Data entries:
++++++++

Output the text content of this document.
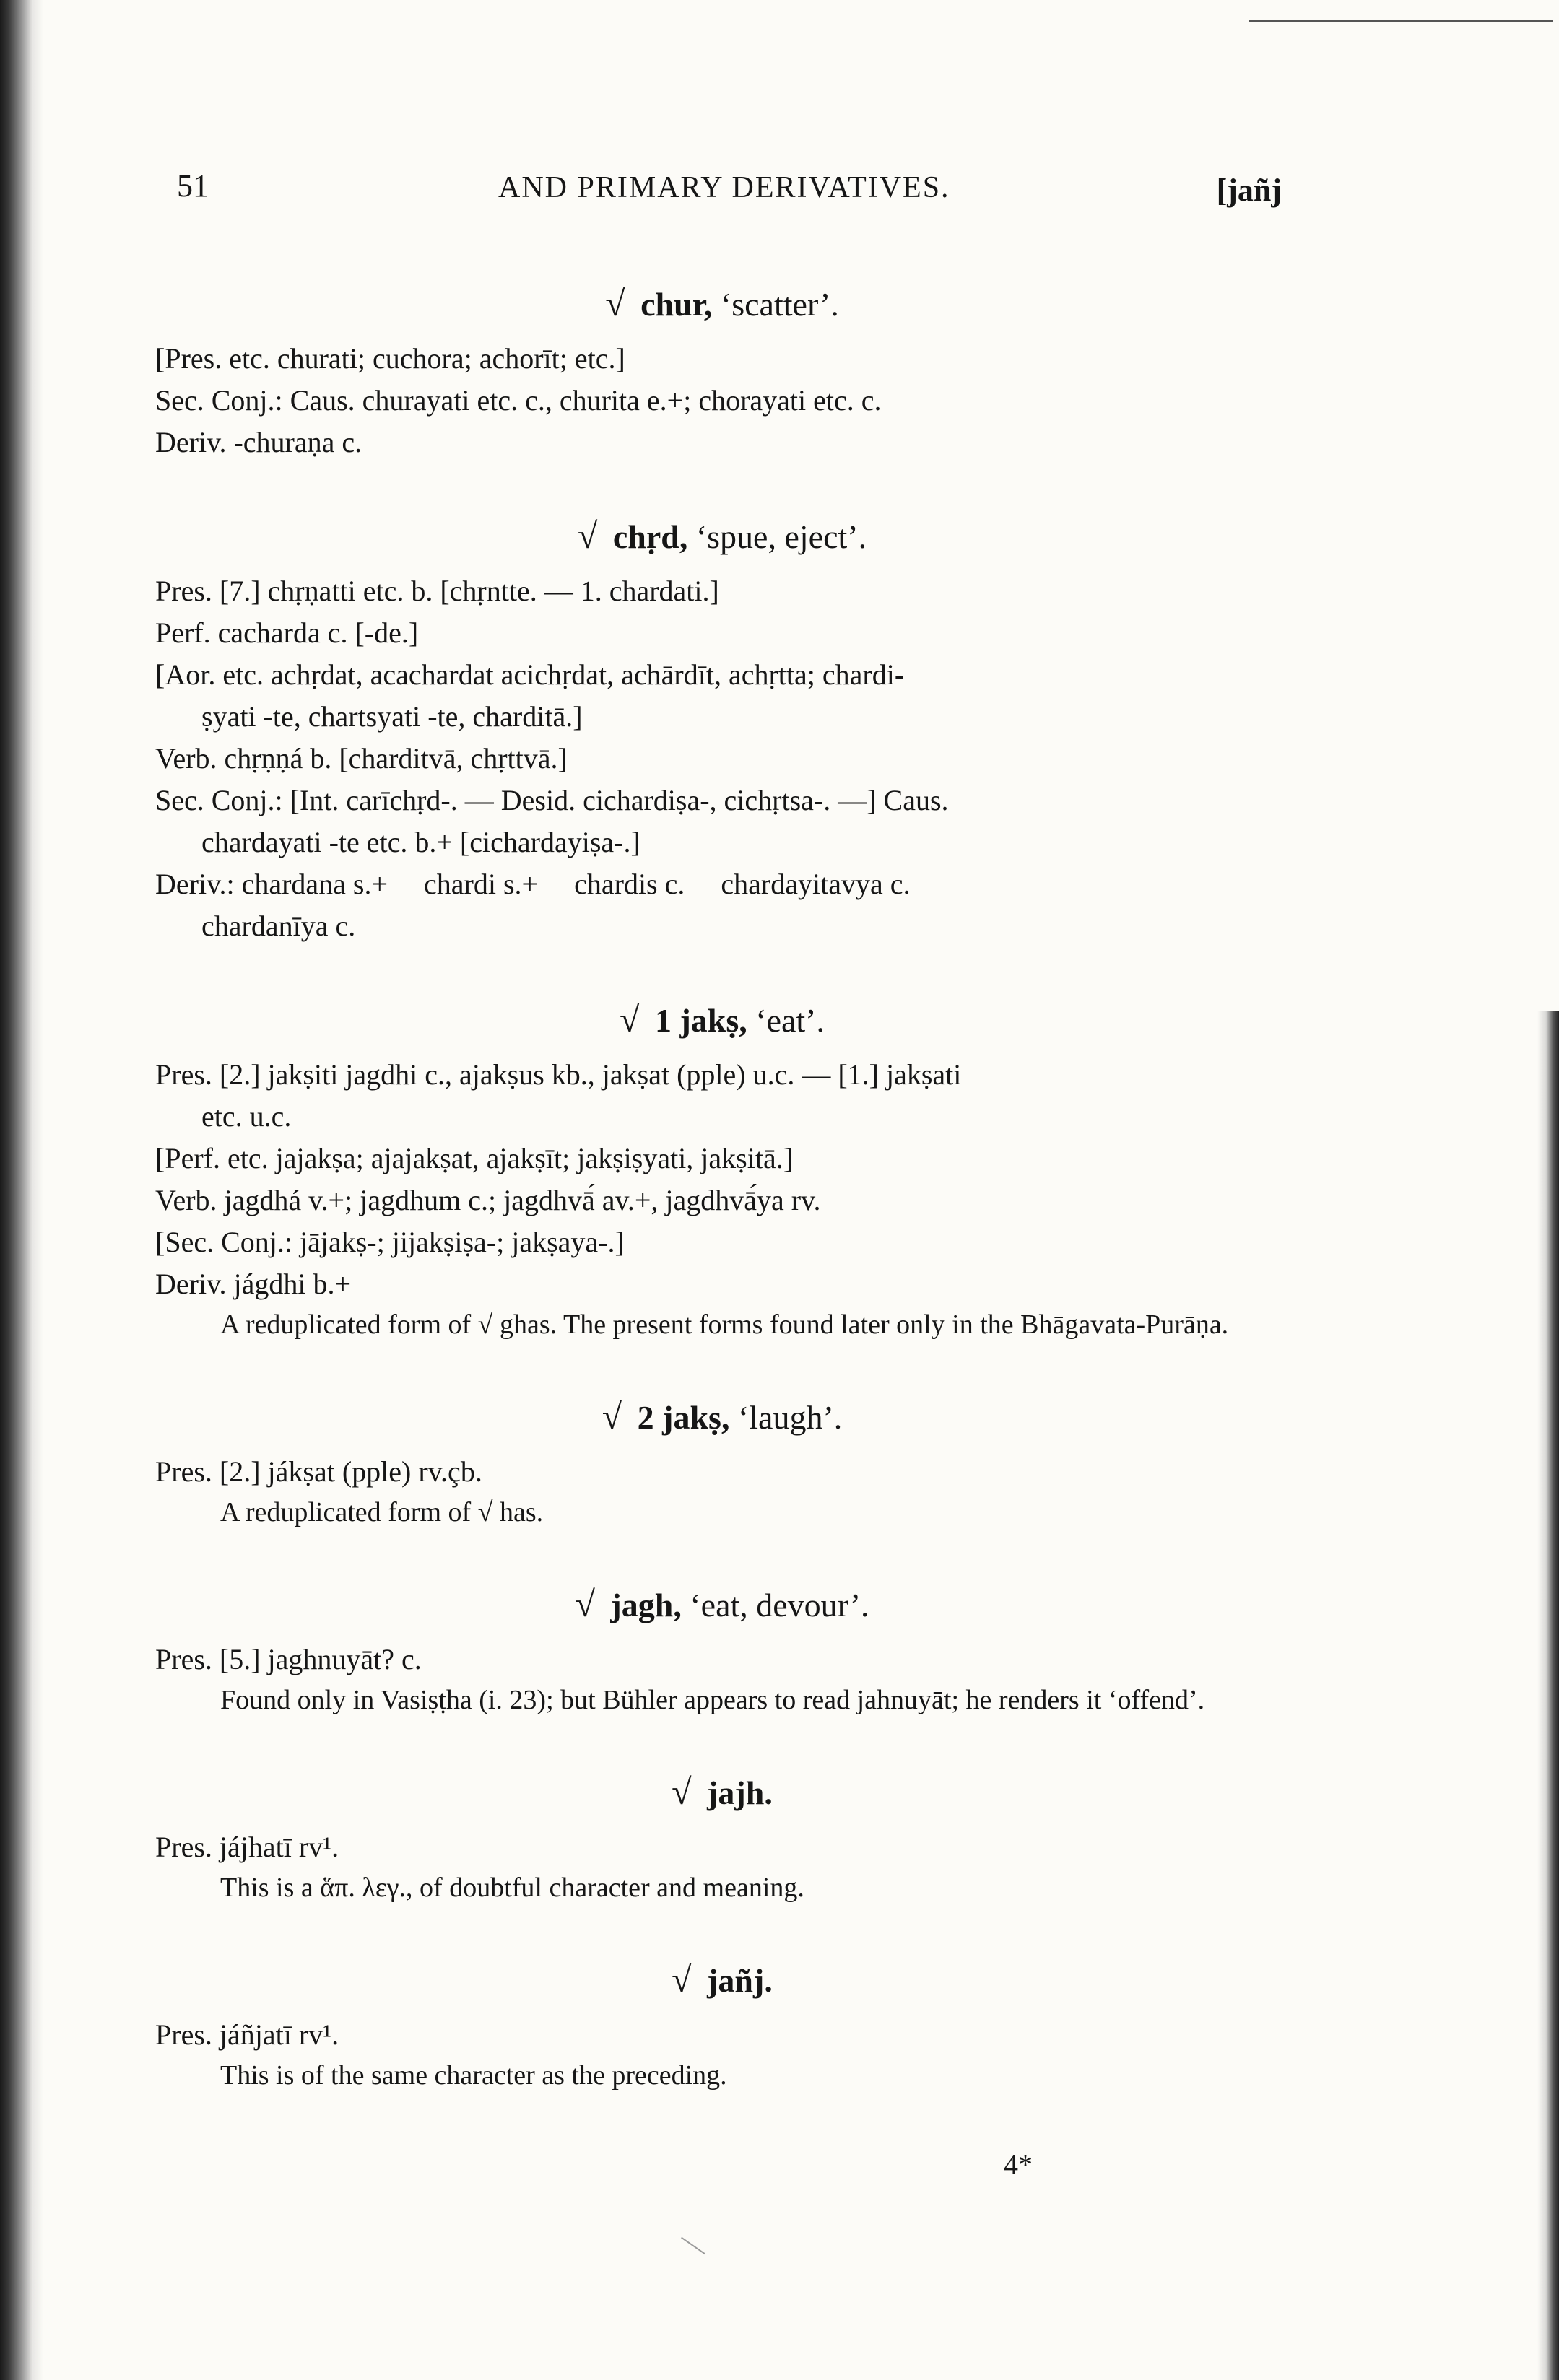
51	AND PRIMARY DERIVATIVES.	[jañj
√ chur, ‘scatter’.
[Pres. etc. churati; cuchora; achorīt; etc.]
Sec. Conj.: Caus. churayati etc. c., churita e.+; chorayati etc. c.
Deriv. -churaṇa c.
√ chṛd, ‘spue, eject’.
Pres. [7.] chṛṇatti etc. b. [chṛntte. — 1. chardati.]
Perf. cacharda c. [-de.]
[Aor. etc. achṛdat, acachardat acichṛdat, achārdīt, achṛtta; chardi-
ṣyati -te, chartsyati -te, charditā.]
Verb. chṛṇṇá b. [charditvā, chṛttvā.]
Sec. Conj.: [Int. carīchṛd-. — Desid. cichardiṣa-, cichṛtsa-. —] Caus.
chardayati -te etc. b.+ [cichardayiṣa-.]
Deriv.: chardana s.+     chardi s.+     chardis c.     chardayitavya c.
chardanīya c.
√ 1 jakṣ, ‘eat’.
Pres. [2.] jakṣiti jagdhi c., ajakṣus kb., jakṣat (pple) u.c. — [1.] jakṣati
etc. u.c.
[Perf. etc. jajakṣa; ajajakṣat, ajakṣīt; jakṣiṣyati, jakṣitā.]
Verb. jagdhá v.+; jagdhum c.; jagdhvā́ av.+, jagdhvā́ya rv.
[Sec. Conj.: jājakṣ-; jijakṣiṣa-; jakṣaya-.]
Deriv. jágdhi b.+
A reduplicated form of √ ghas. The present forms found later only in the Bhāgavata-Purāṇa.
√ 2 jakṣ, ‘laugh’.
Pres. [2.] jákṣat (pple) rv.çb.
A reduplicated form of √ has.
√ jagh, ‘eat, devour’.
Pres. [5.] jaghnuyāt? c.
Found only in Vasiṣṭha (i. 23); but Bühler appears to read jahnuyāt; he renders it ‘offend’.
√ jajh.
Pres. jájhatī rv¹.
This is a ἅπ. λεγ., of doubtful character and meaning.
√ jañj.
Pres. jáñjatī rv¹.
This is of the same character as the preceding.
4*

++++++++

The task
The records above must be printed exactly; the pictures stay out.

Response
Output the text content of this document.
51	AND PRIMARY DERIVATIVES.	[jañj
√ chur, ‘scatter’.
[Pres. etc. churati; cuchora; achorīt; etc.]
Sec. Conj.: Caus. churayati etc. c., churita e.+; chorayati etc. c.
Deriv. -churaṇa c.
√ chṛd, ‘spue, eject’.
Pres. [7.] chṛṇatti etc. b. [chṛntte. — 1. chardati.]
Perf. cacharda c. [-de.]
[Aor. etc. achṛdat, acachardat acichṛdat, achārdīt, achṛtta; chardi-
ṣyati -te, chartsyati -te, charditā.]
Verb. chṛṇṇá b. [charditvā, chṛttvā.]
Sec. Conj.: [Int. carīchṛd-. — Desid. cichardiṣa-, cichṛtsa-. —] Caus.
chardayati -te etc. b.+ [cichardayiṣa-.]
Deriv.: chardana s.+     chardi s.+     chardis c.     chardayitavya c.
chardanīya c.
√ 1 jakṣ, ‘eat’.
Pres. [2.] jakṣiti jagdhi c., ajakṣus kb., jakṣat (pple) u.c. — [1.] jakṣati
etc. u.c.
[Perf. etc. jajakṣa; ajajakṣat, ajakṣīt; jakṣiṣyati, jakṣitā.]
Verb. jagdhá v.+; jagdhum c.; jagdhvā́ av.+, jagdhvā́ya rv.
[Sec. Conj.: jājakṣ-; jijakṣiṣa-; jakṣaya-.]
Deriv. jágdhi b.+
A reduplicated form of √ ghas. The present forms found later only in the Bhāgavata-Purāṇa.
√ 2 jakṣ, ‘laugh’.
Pres. [2.] jákṣat (pple) rv.çb.
A reduplicated form of √ has.
√ jagh, ‘eat, devour’.
Pres. [5.] jaghnuyāt? c.
Found only in Vasiṣṭha (i. 23); but Bühler appears to read jahnuyāt; he renders it ‘offend’.
√ jajh.
Pres. jájhatī rv¹.
This is a ἅπ. λεγ., of doubtful character and meaning.
√ jañj.
Pres. jáñjatī rv¹.
This is of the same character as the preceding.
4*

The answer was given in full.